• _WRITTEN EXERCISE 1_
Reproduce the passage of the thread on Sutton and Barto's Exercise 3.11 that opens with the words containing "This is for" and closes with "solution is valid.".
• _WRITTEN EXERCISE 2_
In the thread on Sutton and Barto's Exercise 3.11, which rule did the person posing the question not know when starting the exercise?
───── EXCERPT TO READ
2

This is for Exercise 3.11 from Sutton and Barto's book.

If the current state is $S_t$ , and actions are selected according to a stochastic policy $\pi$, then what is the expectation of $R_{t+1}$ in terms of $\pi$ and the four-argument function $p$ (3.2)?

The question already has an answer here. My approach is slightly different as I did not know the tower rule (which David's answer is based on) when starting this exercise. I would appreciate some inputs on whether my solution is valid.

According to the rules of conditional probability with multiple conditions (worked out in detail in this answer), we have

$$ P(A|B,\theta) = \frac{P(A,B | \theta)}{P(B|\theta)}$$

Applying this to the four-argument function, $p(s',r|s,a) = p(s',r|a,s)$, we have:

$$ p(s',r|s,a) = \frac{p(s',r,a|s)}{p(a|s)} $$

We recognize that the denominator in the RHS above is $\pi$. Substituting, we get: $$ p(s',r,a|s) = p(s',r|s,a) . \pi(a|s) $$

We get $p(r|s)$ by summing the LHS over $s'$ and $a$:

$$ p(r|s) = \sum_{s' \in S} \sum_{a \in A} p(s',a,r|s) =\sum_{s' \in S} \sum_{a \in A} p(s',r|s,a).\pi(a|s) $$

We compute the expectation as $$ \mathbf{E}[R_{t+1}|S_t =s] = \sum_{r \in R} r.P(r|S_t = s) $$

The subscripts in the notation are mainly due to convention.

Substituting above for $p(r|s)$ from the previous equation gives: $$ \mathbf{E}[R_{t+1} | s] = \sum_{r \in R} r.\sum_{s' \in S} \sum_{a \in A} p(s',r|s,a).\pi(a|s) $$

ahron
  • 265
  • 2
  • 7

1 Answers1

3

While the tower rule is a valid approach, your use of basic probability rules suffices here. You can rearrange your summations to match the standard result starting with the summation weighted by the policy as $$ \mathbb{E}[R_{t+1} | s] = \sum_{a \in A} \pi(a|s) \sum_{r \in R} \sum_{s' \in S} rp(s',r|s,a) $$

Therefore the application of tower rule is simply equivalent to your application of the basic probability chain rule and expectation.

cinch
  • 11,000
  • 3
  • 8
  • 17
──────────
───── DATASET SECTION
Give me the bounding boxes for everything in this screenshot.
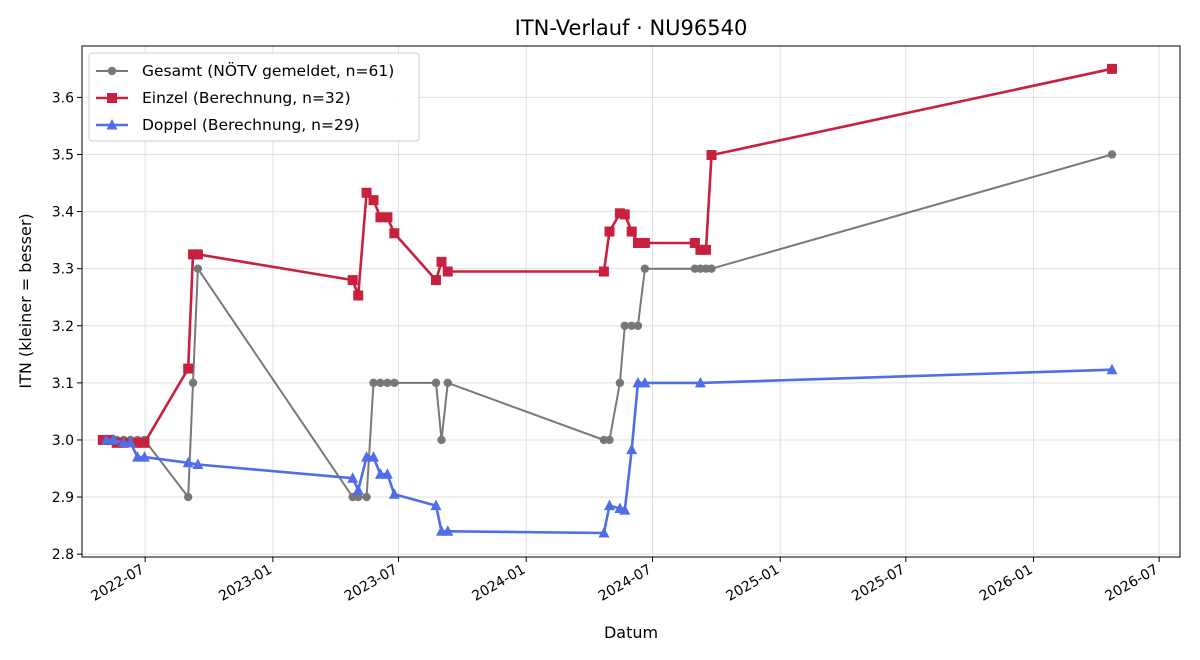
──────────
• _RESPONSE 1_
This is for Exercise 3.11 from Sutton and Barto's book.

If the current state is $S_t$ , and actions are selected according to a stochastic policy $\pi$, then what is the expectation of $R_{t+1}$ in terms of $\pi$ and the four-argument function $p$ (3.2)?

The question already has an answer here. My approach is slightly different as I did not know the tower rule (which David's answer is based on) when starting this exercise. I would appreciate some inputs on whether my solution is valid.

• _RESPONSE 2_
The tower rule.